Excerpted text
Exhibit I: Reported Results and Guidance Versus Expectations

Sources: DHI Group; K. Liu & Company LLC; FactSet Estimates

Q3 revenue of $32.1 million (-9.0% Y/Y) was ahead of our $31.0 million estimate and consensus of $31.1 million. Dice revenue of $18.2 million (-15.2% Y/Y) was in line with our $18.1 million projection, while ClearanceJobs revenue of $13.9 million (+0.7% Y/Y) was well above our $12.9 million estimate.

Dice bookings of $13.4 million (-16.6% Y/Y) were short of our $14.3 million projection, primarily due to a lower revenue renewal rate than we assumed. As in recent quarters, Dice churn was largely attributable to smaller customers spending less than $15,000 annually. That said, we were encouraged to see the customer count come in slightly ahead of our forecast, suggesting some moderation in the number of lost customers.

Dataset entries
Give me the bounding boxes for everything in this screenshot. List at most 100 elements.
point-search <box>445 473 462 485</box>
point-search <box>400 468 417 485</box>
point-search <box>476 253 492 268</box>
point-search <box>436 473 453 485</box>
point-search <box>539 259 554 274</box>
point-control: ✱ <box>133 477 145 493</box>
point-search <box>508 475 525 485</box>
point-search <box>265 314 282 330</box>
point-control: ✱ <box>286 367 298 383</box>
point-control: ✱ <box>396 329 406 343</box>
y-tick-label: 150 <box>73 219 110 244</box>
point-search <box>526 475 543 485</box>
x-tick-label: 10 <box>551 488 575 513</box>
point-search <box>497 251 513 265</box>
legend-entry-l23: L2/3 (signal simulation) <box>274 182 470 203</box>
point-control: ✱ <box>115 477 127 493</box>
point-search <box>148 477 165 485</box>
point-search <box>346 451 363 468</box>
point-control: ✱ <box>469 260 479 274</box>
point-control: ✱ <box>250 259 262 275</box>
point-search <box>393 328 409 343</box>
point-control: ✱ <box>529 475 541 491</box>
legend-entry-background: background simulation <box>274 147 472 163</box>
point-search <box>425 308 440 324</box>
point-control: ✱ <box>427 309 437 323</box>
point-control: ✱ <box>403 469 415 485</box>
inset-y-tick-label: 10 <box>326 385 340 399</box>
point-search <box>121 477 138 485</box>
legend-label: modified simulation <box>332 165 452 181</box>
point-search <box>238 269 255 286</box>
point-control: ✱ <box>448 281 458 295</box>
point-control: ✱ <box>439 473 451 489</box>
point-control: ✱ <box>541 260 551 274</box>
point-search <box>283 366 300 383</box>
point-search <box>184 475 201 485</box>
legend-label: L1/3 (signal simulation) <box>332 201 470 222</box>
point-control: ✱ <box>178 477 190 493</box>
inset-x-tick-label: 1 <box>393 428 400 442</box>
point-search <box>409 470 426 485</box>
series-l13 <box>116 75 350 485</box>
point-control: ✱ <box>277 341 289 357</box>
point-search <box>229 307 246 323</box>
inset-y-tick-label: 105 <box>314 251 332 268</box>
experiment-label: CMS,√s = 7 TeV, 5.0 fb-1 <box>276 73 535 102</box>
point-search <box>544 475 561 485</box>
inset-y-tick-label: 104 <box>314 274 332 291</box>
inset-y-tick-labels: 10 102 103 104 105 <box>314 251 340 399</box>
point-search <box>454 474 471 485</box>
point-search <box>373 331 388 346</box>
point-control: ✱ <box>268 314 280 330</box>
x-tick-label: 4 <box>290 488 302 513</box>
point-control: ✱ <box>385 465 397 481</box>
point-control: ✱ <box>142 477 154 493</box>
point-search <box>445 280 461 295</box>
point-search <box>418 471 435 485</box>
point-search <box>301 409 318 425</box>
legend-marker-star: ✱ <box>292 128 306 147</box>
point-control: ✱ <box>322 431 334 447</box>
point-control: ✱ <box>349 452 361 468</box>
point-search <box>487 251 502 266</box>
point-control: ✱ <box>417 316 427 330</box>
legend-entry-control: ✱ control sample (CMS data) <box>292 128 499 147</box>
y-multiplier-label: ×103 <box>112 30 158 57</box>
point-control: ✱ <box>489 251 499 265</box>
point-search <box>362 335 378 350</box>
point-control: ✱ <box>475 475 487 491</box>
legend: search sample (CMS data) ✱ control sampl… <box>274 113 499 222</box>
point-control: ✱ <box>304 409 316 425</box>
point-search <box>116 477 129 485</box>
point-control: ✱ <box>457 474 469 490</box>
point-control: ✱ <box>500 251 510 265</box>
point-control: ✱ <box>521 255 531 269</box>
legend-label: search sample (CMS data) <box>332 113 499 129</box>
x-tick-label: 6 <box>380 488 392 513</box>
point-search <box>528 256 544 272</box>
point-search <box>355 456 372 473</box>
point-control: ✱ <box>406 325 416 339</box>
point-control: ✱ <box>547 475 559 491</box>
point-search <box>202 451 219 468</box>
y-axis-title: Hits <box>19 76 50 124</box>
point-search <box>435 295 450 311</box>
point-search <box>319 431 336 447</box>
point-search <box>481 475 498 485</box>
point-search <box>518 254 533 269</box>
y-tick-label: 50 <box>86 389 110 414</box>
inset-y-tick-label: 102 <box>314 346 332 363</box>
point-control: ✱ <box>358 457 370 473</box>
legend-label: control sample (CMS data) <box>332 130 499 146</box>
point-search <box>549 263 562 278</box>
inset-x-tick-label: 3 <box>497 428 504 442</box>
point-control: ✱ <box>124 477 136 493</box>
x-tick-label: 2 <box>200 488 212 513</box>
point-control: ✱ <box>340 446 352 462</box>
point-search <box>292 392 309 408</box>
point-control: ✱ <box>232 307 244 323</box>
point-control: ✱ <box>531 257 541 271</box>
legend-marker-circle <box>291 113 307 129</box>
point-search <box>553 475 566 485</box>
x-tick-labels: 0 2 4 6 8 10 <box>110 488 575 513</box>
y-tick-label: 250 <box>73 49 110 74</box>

About this task
Continue the analyst note on DHI Group's third-quarter results from where it stops.

Answer to the problem
ClearanceJobs bookings of $12.0 million (-6.5% Y/Y) was approximately in line with our recently lowered $12.1 million projection. As anticipated, uncertainty arising from the looming government shutdown weighed on new business bookings. Revenue renewal rates trailed our assumptions due to the loss of smaller customers as well as one large government agency customer, but the impact on the bookings line was largely offset by higher transactional bookings than we projected. Looking forward, management remains optimistic that ClearanceJobs bookings will revert to higher growth rates given the anticipated increases in government defense budgets domestically and abroad.

Exhibit II: Key Metrics

Sources: DHI Group; K. Liu & Company LLC

Gross margin of 85.7% was well above our 83.8% assumption due to lower costs than we projected. Total operating expenses (excluding severance, professional fees and other non-recurring expenses not factored into our model) were also lower than we modeled, particularly on the sales and marketing line. As a result, adjusted EBITDA of $10.3 million (32.0% margin) easily exceeded our $9.0 million estimate and the Street’s $8.7 million. Non-GAAP EPS of $0.09 also beat our estimate of $0.08 and the Street’s $0.05.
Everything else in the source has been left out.